Records supplied =
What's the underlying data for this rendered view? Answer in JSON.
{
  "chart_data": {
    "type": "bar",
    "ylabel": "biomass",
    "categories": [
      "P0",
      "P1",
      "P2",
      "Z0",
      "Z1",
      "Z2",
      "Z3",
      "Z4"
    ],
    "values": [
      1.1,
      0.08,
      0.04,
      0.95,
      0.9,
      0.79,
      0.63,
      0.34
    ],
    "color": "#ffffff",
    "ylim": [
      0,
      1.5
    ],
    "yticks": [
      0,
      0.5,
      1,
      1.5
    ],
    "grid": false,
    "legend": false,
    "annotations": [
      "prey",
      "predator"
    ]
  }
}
--
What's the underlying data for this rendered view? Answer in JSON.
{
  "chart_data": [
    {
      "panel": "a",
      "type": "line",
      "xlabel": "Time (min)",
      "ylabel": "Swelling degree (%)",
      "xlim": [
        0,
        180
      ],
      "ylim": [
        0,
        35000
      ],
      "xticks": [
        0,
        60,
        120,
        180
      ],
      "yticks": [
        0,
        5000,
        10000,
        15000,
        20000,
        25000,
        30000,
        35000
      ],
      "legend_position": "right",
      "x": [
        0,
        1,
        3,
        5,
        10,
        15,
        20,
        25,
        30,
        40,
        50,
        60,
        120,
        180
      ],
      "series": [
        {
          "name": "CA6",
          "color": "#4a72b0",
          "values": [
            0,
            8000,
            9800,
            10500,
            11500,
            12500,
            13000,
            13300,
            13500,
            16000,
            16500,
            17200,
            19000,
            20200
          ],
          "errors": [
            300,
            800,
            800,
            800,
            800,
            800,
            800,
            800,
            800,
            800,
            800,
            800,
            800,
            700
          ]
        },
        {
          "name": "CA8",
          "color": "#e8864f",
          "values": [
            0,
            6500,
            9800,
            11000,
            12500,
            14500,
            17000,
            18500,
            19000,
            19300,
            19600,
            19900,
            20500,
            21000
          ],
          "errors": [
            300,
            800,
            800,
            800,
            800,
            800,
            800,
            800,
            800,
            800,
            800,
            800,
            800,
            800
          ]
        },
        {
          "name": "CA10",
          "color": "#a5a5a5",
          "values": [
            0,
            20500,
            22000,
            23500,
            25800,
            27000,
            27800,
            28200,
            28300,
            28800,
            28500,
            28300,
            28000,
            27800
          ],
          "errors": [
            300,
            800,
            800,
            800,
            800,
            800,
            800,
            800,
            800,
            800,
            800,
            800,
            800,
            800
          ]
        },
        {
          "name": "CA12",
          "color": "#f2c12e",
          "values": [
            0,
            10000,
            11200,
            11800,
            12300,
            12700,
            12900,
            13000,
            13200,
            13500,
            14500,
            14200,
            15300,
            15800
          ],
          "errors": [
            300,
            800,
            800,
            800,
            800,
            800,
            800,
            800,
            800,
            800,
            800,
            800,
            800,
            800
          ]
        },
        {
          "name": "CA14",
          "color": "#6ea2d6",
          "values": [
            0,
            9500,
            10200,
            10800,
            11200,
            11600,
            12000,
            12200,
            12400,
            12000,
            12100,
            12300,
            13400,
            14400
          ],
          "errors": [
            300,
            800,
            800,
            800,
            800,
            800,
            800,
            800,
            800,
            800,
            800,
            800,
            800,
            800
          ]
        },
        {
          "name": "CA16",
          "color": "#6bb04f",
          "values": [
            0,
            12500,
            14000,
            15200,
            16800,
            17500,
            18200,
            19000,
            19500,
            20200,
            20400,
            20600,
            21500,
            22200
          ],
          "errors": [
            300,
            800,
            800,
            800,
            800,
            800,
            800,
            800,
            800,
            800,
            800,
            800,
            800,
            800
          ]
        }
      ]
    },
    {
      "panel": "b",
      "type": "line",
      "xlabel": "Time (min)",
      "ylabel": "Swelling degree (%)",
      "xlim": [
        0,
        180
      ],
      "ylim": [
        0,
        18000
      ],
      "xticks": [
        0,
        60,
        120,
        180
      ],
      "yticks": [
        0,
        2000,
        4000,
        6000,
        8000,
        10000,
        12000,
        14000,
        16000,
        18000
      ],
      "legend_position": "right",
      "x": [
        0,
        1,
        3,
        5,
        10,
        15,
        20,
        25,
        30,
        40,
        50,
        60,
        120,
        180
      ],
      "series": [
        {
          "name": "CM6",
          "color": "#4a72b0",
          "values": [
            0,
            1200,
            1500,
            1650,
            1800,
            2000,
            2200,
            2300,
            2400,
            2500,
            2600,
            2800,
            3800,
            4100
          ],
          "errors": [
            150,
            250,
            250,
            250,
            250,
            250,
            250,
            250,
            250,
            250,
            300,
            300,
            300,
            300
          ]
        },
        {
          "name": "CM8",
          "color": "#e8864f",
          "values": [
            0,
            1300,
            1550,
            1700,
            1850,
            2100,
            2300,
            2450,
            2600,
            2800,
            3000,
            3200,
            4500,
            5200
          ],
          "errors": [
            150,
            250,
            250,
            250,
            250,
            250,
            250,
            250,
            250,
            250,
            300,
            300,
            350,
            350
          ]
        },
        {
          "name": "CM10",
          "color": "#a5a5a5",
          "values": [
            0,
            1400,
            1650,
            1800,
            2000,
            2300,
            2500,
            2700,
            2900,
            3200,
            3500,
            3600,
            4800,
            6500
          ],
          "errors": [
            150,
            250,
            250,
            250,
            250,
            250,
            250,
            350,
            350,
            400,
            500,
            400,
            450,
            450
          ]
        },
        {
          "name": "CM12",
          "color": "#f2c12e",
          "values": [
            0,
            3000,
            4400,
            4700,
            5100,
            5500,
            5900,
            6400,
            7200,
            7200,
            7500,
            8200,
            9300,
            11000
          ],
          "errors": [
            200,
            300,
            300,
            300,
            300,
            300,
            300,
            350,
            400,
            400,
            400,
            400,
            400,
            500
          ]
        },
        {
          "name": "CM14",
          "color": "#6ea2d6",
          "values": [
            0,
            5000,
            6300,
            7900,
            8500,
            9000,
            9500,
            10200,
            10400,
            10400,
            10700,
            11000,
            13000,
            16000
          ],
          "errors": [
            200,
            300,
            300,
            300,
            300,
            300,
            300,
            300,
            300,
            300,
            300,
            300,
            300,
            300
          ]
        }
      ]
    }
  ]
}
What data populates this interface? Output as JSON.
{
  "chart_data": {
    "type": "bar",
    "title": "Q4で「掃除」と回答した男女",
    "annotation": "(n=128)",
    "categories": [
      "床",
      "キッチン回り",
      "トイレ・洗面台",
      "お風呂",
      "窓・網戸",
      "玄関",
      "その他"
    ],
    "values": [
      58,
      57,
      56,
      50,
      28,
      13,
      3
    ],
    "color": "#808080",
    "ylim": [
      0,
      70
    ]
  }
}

Goal = Search the lines for the string "name" and copy every line that has it.

Solved exercise =
          "name": "CA6",
          "name": "CA8",
          "name": "CA10",
          "name": "CA12",
          "name": "CA14",
          "name": "CA16",
          "name": "CM6",
          "name": "CM8",
          "name": "CM10",
          "name": "CM12",
          "name": "CM14",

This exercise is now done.